EXTRACT PROVIDED:
☆ ☆ ☆ ☆ ☆
Figure 3. Corneal topography via Scheimpflug photography of the right (top) and left (bottom) eyes. This information was used to assess corneal astigmatism, which allowed selection of a diagnostic fitting lens and necessary adjustments to design the final RGP lens.
The patient was mature enough to become proficient at applying and removing his RGP lenses, and he was instructed on their appropriate care and maintenance. He has been happily wearing the lenses for 6 months, and he has been playing both soccer and baseball while wearing his RGP lenses. Read Pro Tips for some additional tricks of the trade.
- Ensure an accurate refraction. Consider placing a contact lens with a high minus power on the eye before performing a refraction with loose lenses or a phoropter. This strategy may reduce the visual distortion that can occur with higher phoropter or loose lens powers. Furthermore, the upper limit of phoropter minus lens powers is approximately -20.00 DS. Refraction with a contact lens that has a high minus lens power on an eye with a refractive error that is greater than -20.00 DS can lead to a more accurate prescription. Don’t forget to make sure the contact lens and spectacle powers are vertexed when calculating final power.
- Consider your fitting strategy. Debate continues over whether an RGP fitting is better conducted empirically or with a diagnostic fitting set. The use of trial lenses provides immediate data and information for the contact lens specialist, but it requires more chair time. Empirically designing lenses may save time, but a consultant is often required to design a lens on your behalf. We are of the opinion that, as technology progresses, we will be able to fit more eyes empirically with diagnostic imaging, but there currently is no substitute for using a trial lens set on highly complex or irregular corneas.
- Encourage an active but safe lifestyle. Some specialty contact lens practitioners discourage patients from wearing RGP lenses during sporting activities. One reason is that, because RGP lenses tend to be small and often demonstrate appreciable movement, they are more likely than other lenses to be displaced from the eye. Although there is some validity to this concern, in our experience patients with active lifestyles can wear RGP lenses successfully. Some precautions include having a backup pair of RGP lenses and always having an updated pair of spectacles on hand.
☆ ☆ ☆ ☆ ☆
Document layout detection data:

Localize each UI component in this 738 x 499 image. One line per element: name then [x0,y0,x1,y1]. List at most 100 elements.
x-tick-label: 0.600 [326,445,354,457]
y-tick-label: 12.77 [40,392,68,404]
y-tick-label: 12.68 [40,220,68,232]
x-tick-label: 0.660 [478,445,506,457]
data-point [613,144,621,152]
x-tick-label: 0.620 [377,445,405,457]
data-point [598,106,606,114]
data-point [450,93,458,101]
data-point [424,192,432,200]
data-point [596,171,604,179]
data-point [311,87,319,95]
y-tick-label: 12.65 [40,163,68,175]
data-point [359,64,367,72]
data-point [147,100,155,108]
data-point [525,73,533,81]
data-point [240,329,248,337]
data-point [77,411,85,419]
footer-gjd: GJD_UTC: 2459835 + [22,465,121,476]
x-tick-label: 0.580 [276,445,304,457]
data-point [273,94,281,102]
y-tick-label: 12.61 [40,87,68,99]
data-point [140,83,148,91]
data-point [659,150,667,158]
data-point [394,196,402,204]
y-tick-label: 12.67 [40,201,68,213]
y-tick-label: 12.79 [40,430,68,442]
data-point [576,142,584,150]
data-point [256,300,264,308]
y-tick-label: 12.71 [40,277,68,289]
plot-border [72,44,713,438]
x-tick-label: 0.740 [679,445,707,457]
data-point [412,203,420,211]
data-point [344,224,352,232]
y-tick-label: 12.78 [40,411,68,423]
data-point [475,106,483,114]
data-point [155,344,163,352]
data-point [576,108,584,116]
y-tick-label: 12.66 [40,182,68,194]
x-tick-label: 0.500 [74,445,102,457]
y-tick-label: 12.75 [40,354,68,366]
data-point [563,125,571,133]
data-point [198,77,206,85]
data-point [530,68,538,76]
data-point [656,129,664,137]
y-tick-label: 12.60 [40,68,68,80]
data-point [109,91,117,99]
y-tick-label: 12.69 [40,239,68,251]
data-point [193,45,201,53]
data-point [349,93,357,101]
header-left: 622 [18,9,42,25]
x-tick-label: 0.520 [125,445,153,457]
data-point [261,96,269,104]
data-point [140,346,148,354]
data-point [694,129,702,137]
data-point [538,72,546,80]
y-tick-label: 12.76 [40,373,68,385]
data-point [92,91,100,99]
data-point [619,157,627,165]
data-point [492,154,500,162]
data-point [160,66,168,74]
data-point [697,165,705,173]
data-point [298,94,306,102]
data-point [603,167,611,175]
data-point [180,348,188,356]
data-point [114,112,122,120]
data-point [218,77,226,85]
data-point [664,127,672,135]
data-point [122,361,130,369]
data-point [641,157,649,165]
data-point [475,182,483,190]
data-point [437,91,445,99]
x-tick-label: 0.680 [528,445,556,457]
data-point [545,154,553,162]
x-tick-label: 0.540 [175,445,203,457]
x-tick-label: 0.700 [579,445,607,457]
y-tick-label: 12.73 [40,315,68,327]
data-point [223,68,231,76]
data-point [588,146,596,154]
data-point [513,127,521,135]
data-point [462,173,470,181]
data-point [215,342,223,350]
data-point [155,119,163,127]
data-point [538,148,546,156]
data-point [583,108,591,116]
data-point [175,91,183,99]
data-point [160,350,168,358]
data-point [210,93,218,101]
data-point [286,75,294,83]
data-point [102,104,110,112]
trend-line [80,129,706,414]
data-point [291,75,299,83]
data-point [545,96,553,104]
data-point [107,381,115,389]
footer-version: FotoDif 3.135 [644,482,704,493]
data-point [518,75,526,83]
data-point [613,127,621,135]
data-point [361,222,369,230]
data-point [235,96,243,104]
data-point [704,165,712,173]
☆ ☆ ☆ ☆ ☆
WORK INSTRUCTION A:
According to the text on RGP contact lens fitting, what is the approximate upper limit of phoropter minus lens powers?
WORK INSTRUCTION B:
Carry on the text about RGP contact lens fitting from the point where it stops.
The rows have no connection to the text about rigid gas permeable contact lenses.

EXERCISE RESULT A:
Approximately -20.00 DS.

EXERCISE RESULT B:
WORTH THE EFFORT
At times, fitting specialty contact lenses in children can be a frustrating and stressful process, but the experience is truly rewarding more often than not. It will give you an opportunity to specialize your practice, cultivate new skills, and—most important—help patients. Moreover, favorable outcomes are likely to win you lifelong patients. As technology advances, results will continue to improve.
- 1. de Jong B, van der Meulen IJE, van Viet JMJ, Lapid-Gortzak R, Nieuwendaal CP, van der Berg TJTP. Effects of corneal scars and their treatment with rigid contact lenses on quality of vision. Eye Contact Lens. 2018;44(suppl 1):S216-S220.
- 2. Aung YY, McLeod A. Contact lens management of irregular corneas after traumatic aphakia: a pediatric case series. Contact Lens Anterior Eye. 2015;38(5):382-388.
- 3. Michaud L, Bennett ES, Woo SL, et al. Clinical evaluation of large diameter rigid-gas permeable versus soft toric contact lenses for the correction of refractive astigmatism. A multicenter study. Eye Contact Lens. 2018;44(3):164-169.
- 4. Mohammadpour M, Shaabani A, Sahraian A, et al. Updates on managements of pediatric cataract. J Curr Ophthalmol. 2018;31(2):118-126.
- 5. Chen J, Sun P, Wei Y, Kang X. Evaluation of eye-related parameters and adverse events of rigid gas permeable contact lens and spectacles correction in infants with monocular aphakia after congenital cataract surgery: a retrospective clinical study. BMC Ophthalmol. 2019;19(1):81.